Copia sin cambios el trozo del texto sobre las confidencias de los pacientes que empieza en las palabras "Pero también porque" y acaba después de "salud ¿Causa o consecuencia?".
═══ TEXTO MOSTRADO
Confesiones


Uno, como médico, se suele sentir bien cuando el paciente le cuenta cosas muy personales. No por el hecho de conocer la intimidad de la persona -no solemos tener ambiciones vouyeristas-, sino porque muchos de estos detalles son explicativos de conductas, procesos cognitivos y reacciones ante la adversidad.

Pero también porque denota confianza. De hecho, desde que comencé a trabajar en esta consulta, hace ya 7 meses, cuando empecé a sentirme cómodo es a partir del momento en que noté que la gente me contaba cosas que a nadie antes le habían confesado, lo cual es sinónimo de que me han aceptado.

Sin embargo, no deja de ser un tanto triste. Que me cuenten estas cosas a mí y no a otros miembros de su propia familia, con la que pasan todos los días, las amarguras y las alegrías… ¿Cómo de vacías deben estar, pues, sus vidas? ¿Porqué no nos enseñan nuestros padres a comunicarnos con las personas con las que tenemos afecto?

(Foto: Frank Dicksee: The Confession, por freeparking)


Dinero y salud ¿Causa o consecuencia?
══════
═══ LISTA DE ENTRADAS
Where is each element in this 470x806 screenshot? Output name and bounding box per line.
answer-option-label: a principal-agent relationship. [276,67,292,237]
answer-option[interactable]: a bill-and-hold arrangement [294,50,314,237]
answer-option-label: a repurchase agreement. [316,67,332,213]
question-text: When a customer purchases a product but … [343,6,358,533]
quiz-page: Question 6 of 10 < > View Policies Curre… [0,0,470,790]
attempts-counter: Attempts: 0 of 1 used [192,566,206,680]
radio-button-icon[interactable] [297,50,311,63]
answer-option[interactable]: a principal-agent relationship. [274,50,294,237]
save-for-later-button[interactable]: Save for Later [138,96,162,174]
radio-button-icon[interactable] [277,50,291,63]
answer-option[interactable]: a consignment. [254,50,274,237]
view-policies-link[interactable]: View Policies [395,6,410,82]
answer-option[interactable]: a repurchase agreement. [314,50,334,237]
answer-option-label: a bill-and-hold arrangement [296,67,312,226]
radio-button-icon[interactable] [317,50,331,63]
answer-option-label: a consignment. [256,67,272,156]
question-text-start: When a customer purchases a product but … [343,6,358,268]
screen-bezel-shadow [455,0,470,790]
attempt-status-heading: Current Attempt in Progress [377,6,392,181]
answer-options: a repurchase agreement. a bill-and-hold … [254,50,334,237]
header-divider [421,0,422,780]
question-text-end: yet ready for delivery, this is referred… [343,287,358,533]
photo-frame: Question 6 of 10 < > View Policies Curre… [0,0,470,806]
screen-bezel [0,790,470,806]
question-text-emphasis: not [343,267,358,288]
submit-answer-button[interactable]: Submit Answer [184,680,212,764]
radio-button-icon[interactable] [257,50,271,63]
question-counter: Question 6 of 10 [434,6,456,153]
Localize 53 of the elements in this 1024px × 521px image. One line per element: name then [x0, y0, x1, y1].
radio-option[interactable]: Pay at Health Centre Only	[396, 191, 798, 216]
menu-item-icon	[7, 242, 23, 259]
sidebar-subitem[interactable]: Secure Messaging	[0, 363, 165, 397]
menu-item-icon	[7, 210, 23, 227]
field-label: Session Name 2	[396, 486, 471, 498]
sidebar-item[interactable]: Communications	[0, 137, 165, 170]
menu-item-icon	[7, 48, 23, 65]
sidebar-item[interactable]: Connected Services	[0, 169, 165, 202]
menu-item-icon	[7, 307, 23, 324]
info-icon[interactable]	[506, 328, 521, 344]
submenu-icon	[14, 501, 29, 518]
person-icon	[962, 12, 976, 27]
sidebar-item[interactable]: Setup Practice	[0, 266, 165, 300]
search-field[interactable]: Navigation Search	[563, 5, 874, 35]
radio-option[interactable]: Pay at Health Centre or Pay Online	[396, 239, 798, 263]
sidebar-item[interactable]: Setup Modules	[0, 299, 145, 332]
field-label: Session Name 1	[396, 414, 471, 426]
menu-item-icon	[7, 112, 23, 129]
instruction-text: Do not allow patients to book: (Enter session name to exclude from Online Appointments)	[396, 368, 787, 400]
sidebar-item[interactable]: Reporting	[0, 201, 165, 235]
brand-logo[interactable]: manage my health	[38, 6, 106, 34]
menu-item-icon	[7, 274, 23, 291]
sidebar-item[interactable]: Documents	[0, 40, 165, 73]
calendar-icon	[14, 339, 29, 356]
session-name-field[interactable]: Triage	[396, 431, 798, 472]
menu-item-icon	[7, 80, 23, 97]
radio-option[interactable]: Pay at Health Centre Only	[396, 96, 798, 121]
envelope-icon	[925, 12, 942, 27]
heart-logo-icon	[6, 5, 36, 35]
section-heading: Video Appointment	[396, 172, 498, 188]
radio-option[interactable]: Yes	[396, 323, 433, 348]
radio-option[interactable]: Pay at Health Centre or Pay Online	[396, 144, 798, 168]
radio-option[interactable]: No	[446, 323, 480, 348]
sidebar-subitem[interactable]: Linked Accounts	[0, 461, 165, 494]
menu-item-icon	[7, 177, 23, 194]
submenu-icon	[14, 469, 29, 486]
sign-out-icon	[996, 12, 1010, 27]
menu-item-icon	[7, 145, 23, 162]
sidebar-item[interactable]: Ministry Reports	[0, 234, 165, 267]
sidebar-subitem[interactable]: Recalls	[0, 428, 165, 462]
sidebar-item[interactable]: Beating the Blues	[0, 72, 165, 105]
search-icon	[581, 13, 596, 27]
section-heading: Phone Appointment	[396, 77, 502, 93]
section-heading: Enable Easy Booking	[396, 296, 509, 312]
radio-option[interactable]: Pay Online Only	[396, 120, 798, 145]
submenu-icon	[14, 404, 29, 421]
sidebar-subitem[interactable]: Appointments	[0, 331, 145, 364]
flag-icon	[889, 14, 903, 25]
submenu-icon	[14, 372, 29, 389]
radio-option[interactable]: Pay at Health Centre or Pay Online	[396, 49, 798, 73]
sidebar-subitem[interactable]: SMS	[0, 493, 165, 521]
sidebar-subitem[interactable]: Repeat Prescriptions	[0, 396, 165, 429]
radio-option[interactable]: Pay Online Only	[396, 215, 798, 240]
══════
> **TAREA RESUELTA**:
Pero también porque denota confianza. De hecho, desde que comencé a trabajar en esta consulta, hace ya 7 meses, cuando empecé a sentirme cómodo es a partir del momento en que noté que la gente me contaba cosas que a nadie antes le habían confesado, lo cual es sinónimo de que me han aceptado.

Sin embargo, no deja de ser un tanto triste. Que me cuenten estas cosas a mí y no a otros miembros de su propia familia, con la que pasan todos los días, las amarguras y las alegrías… ¿Cómo de vacías deben estar, pues, sus vidas? ¿Porqué no nos enseñan nuestros padres a comunicarnos con las personas con las que tenemos afecto?

(Foto: Frank Dicksee: The Confession, por freeparking)


Dinero y salud ¿Causa o consecuencia?